TRECHO:
╔══
29 de Setembro de 2016

Quantas vezes você acreditou fielmente na sua memória, mas depois descobriu que as coisas não eram exatamente do jeito como pensava? Episódios como este são extremamente comuns e têm relação com um fenômeno denominado “falsas memórias”. Estas falsas memórias são suscetíveis a eventos cotidianos, tornando desafiador o processo de lembrar de fatos com absoluta certeza e nitidez. Agora imagine o transtorno que esse tipo de memória pode causar em situações onde a fidedignidade das lembranças é um fator decisivo, tal como no relato de um crime. Dessa forma, baseados no fato de as pessoas nem sempre serem capazes de relatar eventos de forma precisa, diversos estudos científicos têm buscado compreender o que são as falsas memórias e de que forma elas podem ser influenciadas.


Um estudo da Pontifícia Universidade Católica do Rio Grande do Sul (PUCRS) teve como objetivo testar a indução de falsas memórias em adultos e comparar a ocorrência destas com a de memórias verdadeiras. Falsas memórias são mais frequentes do que percebemos e podem ser definidas como lembranças de eventos e detalhes que, na realidade, não aconteceram.


A pesquisa de Lilian Stein e Giovanni Pergher, publicada em 2001 pela revista Psicologia: Reflexão e Crítica, foi o primeiro estudo sobre falsas memórias em adultos realizado no Brasil. A investigação foi conduzida a partir de dois experimentos, os quais utilizaram um instrumento que compreendia um sistema de listas de palavras associadas (conhecido pela sigla DRM). O DRM permitiu testar a memória de 27 alunos de uma universidade, com uma idade média aproximada de 22 anos. 


A primeira etapa do Experimento 1 consistiu na apresentação, em forma de gravação de áudio, de 10 listas com 15 palavras cada, sendo que tais palavras eram semanticamente relacionadas entre si (ex.: cama, descanso, cochilo, sonho, sono). Em seguida, foi realizado um teste de memória de reconhecimento (teste imediato) e, uma semana depois, o teste foi aplicado novamente (teste posterior), conforme apresentado na Figura 1.

 

 

 

 

 

 

 

 

 

Em ambos os testes de reconhecimento – imediato e posterior –, uma mesma lista, com 70 itens, foi lida em voz alta. Esta lista era composta por três tipos de palavras:

⦁   itens-alvo: palavras que tinham sido apresentadas na primeira lista
⦁   distratores críticos: palavras que não estavam na primeira lista, mas apresentavam o mesmo tema, como “dormir” (seguindo o exemplo anterior) 
⦁  distratores não relacionados: palavras que não apareceram na primeira lista e nem possuíam relação alguma com os itens dessa.

Os participantes deveriam assinalar “sim” ou “não” para cada uma das palavras, levando em consideração o fato de terem ouvido, ou não, a mesma palavra anteriormente, na apresentação da primeira lista.
╚══
DADOS BRUTOS:
╔══
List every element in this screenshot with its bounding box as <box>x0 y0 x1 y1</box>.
╚══
TAREFA ESCRITA 1:
Responda às perguntas abaixo com base no trecho sobre falsas memórias.
(a) Em que ano e em qual revista foi publicada a pesquisa de Lilian Stein e Giovanni Pergher?
(b) Quantos alunos tiveram a memória testada pelo DRM e qual era a idade média aproximada deles?
(c) Quantos itens tinha a lista lida em voz alta nos testes de reconhecimento?
TAREFA ESCRITA 2: Extraia do trecho sobre falsas memórias, sem nenhuma alteração, a parte que vai de "29 de Setembro de 2016" a "podem ser influenciadas.".

RESULTADO DA TAREFA 1:
(a) Em 2001, na revista Psicologia: Reflexão e Crítica.
(b) 27 alunos, com idade média aproximada de 22 anos.
(c) 70 itens.

RESULTADO DA TAREFA 2:
29 de Setembro de 2016

Quantas vezes você acreditou fielmente na sua memória, mas depois descobriu que as coisas não eram exatamente do jeito como pensava? Episódios como este são extremamente comuns e têm relação com um fenômeno denominado “falsas memórias”. Estas falsas memórias são suscetíveis a eventos cotidianos, tornando desafiador o processo de lembrar de fatos com absoluta certeza e nitidez. Agora imagine o transtorno que esse tipo de memória pode causar em situações onde a fidedignidade das lembranças é um fator decisivo, tal como no relato de um crime. Dessa forma, baseados no fato de as pessoas nem sempre serem capazes de relatar eventos de forma precisa, diversos estudos científicos têm buscado compreender o que são as falsas memórias e de que forma elas podem ser influenciadas.